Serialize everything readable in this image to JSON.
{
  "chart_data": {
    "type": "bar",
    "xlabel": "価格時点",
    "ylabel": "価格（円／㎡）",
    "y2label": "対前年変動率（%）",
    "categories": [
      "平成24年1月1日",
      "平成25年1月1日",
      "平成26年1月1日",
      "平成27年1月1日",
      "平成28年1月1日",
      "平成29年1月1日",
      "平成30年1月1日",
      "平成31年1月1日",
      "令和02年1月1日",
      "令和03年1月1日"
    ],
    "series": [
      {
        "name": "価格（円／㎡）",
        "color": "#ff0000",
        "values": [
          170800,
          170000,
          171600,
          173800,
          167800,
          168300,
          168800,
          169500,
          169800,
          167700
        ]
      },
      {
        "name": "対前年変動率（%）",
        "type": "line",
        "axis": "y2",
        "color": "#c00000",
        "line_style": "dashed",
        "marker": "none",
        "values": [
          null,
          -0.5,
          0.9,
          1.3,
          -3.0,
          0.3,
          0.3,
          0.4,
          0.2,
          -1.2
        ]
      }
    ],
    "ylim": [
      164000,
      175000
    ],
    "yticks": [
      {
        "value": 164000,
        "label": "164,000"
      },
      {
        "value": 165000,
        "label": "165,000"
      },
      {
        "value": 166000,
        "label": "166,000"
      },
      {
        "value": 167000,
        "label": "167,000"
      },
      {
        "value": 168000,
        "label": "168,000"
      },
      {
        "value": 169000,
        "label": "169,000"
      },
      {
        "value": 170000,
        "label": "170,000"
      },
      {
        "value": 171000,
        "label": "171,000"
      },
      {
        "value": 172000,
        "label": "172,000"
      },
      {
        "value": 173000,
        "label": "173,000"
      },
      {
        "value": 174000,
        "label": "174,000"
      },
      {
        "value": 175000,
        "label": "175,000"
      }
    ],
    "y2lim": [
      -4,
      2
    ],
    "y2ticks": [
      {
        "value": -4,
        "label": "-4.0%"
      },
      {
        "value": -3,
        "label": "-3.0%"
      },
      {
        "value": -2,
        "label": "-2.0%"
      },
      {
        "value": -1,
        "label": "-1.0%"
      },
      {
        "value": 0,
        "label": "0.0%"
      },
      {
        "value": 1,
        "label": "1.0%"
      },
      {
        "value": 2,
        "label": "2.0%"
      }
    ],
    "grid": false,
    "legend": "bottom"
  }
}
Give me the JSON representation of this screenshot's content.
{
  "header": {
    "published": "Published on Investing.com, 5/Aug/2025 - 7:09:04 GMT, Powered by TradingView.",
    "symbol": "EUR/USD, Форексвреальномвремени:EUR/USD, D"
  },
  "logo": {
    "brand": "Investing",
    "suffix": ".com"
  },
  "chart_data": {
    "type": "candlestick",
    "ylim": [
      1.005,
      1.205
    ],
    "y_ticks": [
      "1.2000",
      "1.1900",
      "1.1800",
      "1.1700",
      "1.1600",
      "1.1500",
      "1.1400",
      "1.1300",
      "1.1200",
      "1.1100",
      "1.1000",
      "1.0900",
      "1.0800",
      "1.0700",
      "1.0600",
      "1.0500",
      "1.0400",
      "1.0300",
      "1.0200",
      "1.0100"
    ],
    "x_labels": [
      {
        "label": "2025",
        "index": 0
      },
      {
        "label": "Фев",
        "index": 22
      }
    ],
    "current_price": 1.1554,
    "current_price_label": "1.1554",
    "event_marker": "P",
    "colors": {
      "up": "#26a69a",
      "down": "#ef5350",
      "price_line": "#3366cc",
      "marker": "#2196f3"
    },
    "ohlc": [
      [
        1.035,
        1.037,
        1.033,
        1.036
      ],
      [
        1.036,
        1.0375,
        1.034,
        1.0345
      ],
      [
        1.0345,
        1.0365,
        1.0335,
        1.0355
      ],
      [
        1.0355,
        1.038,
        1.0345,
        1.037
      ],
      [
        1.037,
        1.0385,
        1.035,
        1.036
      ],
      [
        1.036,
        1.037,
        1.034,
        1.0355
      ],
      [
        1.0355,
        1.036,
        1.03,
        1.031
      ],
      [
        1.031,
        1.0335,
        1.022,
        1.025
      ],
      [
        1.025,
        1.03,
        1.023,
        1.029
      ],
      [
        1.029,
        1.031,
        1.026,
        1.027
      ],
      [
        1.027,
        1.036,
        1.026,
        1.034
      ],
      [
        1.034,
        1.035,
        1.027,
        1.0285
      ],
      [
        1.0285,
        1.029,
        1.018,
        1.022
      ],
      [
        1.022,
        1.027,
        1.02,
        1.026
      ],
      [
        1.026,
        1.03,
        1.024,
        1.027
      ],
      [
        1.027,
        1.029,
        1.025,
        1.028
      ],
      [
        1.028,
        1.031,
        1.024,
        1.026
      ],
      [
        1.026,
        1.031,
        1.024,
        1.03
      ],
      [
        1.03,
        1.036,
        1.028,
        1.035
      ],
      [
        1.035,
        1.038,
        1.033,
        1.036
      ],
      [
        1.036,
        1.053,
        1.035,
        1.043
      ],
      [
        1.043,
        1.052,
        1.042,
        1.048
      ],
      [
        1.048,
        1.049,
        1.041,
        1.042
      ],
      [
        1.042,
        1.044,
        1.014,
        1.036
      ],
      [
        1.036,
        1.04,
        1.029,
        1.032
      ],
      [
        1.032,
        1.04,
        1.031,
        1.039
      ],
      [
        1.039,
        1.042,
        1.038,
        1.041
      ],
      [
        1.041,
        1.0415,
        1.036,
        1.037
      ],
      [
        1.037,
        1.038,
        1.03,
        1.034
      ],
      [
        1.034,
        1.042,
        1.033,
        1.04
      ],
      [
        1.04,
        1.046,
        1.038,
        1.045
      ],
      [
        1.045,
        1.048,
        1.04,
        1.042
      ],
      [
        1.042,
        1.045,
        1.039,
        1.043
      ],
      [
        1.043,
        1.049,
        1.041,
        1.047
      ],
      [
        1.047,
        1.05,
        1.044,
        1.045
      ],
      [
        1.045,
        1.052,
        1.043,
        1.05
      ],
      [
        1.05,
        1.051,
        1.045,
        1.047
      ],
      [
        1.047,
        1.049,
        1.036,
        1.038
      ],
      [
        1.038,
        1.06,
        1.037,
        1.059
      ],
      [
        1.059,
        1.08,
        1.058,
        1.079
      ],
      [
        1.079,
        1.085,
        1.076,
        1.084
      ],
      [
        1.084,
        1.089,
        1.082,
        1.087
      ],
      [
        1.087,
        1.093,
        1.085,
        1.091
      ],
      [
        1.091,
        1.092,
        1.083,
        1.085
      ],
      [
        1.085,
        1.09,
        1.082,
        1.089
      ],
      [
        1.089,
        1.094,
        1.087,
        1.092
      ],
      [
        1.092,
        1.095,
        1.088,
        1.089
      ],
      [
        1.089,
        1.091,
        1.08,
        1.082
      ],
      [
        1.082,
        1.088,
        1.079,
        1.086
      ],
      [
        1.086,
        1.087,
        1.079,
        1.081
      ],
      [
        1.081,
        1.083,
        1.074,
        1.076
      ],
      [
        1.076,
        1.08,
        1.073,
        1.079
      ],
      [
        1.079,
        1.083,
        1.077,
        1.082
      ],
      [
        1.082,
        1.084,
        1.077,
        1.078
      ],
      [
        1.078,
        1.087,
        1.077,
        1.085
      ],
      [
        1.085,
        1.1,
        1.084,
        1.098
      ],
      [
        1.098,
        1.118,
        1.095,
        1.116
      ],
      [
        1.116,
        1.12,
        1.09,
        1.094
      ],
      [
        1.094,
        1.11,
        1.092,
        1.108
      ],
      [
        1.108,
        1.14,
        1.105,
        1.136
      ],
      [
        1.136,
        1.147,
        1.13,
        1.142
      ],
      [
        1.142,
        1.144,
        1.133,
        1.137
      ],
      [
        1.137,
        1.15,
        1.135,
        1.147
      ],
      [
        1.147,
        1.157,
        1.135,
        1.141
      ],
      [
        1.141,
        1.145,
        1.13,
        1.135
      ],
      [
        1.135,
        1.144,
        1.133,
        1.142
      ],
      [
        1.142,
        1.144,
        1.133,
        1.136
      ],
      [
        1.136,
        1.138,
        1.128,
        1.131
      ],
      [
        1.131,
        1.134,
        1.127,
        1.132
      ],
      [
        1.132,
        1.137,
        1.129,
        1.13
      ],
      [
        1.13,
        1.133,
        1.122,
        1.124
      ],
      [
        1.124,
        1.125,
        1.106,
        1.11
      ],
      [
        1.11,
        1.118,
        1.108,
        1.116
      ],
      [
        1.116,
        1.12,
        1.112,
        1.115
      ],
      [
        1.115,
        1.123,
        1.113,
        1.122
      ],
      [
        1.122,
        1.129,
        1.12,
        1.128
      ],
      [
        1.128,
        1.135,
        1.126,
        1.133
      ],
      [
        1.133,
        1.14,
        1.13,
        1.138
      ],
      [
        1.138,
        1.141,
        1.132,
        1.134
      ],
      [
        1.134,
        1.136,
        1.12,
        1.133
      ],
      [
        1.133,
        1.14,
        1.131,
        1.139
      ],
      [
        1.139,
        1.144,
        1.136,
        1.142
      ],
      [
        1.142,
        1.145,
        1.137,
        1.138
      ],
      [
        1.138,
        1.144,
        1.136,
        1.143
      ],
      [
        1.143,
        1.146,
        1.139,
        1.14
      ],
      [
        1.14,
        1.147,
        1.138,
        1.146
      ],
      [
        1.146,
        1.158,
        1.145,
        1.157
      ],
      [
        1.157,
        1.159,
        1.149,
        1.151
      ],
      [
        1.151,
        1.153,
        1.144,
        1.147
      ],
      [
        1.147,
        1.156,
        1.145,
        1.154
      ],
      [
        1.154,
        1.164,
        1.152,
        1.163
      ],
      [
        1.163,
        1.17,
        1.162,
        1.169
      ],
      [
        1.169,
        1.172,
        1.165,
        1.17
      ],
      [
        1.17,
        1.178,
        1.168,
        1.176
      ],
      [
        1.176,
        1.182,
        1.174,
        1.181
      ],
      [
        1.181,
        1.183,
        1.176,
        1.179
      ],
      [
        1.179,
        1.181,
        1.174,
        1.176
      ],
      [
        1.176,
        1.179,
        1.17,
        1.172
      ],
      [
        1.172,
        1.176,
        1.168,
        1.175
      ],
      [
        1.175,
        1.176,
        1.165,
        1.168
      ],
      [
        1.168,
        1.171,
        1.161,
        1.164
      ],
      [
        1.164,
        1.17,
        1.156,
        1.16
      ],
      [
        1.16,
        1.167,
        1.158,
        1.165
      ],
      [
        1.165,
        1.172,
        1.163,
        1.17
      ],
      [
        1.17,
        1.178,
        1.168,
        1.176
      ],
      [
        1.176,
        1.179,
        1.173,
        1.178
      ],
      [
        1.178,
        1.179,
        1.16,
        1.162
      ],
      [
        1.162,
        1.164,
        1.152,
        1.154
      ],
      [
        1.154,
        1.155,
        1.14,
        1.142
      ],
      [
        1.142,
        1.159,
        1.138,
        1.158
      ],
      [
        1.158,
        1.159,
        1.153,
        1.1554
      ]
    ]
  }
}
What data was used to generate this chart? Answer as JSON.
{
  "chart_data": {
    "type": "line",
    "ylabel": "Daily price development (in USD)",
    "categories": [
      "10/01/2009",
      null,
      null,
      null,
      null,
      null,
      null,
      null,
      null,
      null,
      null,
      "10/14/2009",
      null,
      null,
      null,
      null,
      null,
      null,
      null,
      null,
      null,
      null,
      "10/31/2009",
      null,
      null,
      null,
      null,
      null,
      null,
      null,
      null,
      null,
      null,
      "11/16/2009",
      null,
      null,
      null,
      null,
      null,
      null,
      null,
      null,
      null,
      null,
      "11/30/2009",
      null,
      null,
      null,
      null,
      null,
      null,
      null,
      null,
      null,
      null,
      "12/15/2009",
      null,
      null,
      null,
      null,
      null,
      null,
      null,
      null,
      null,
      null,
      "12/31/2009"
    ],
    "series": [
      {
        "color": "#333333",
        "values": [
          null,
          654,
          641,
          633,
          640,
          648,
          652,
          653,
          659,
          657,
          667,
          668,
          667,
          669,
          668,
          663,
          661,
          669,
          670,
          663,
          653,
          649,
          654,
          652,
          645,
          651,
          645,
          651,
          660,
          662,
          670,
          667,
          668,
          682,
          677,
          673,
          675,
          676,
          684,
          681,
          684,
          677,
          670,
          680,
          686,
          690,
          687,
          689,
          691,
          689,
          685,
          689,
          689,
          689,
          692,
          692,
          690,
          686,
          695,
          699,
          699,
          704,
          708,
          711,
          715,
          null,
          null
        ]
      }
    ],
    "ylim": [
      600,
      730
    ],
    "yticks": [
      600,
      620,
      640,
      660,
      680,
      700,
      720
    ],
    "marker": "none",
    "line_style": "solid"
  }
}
____
(Short problem)
Scan the listing above. Collect all lines with the word "Investing".

(Exercise response)
    "published": "Published on Investing.com, 5/Aug/2025 - 7:09:04 GMT, Powered by TradingView.",
    "brand": "Investing",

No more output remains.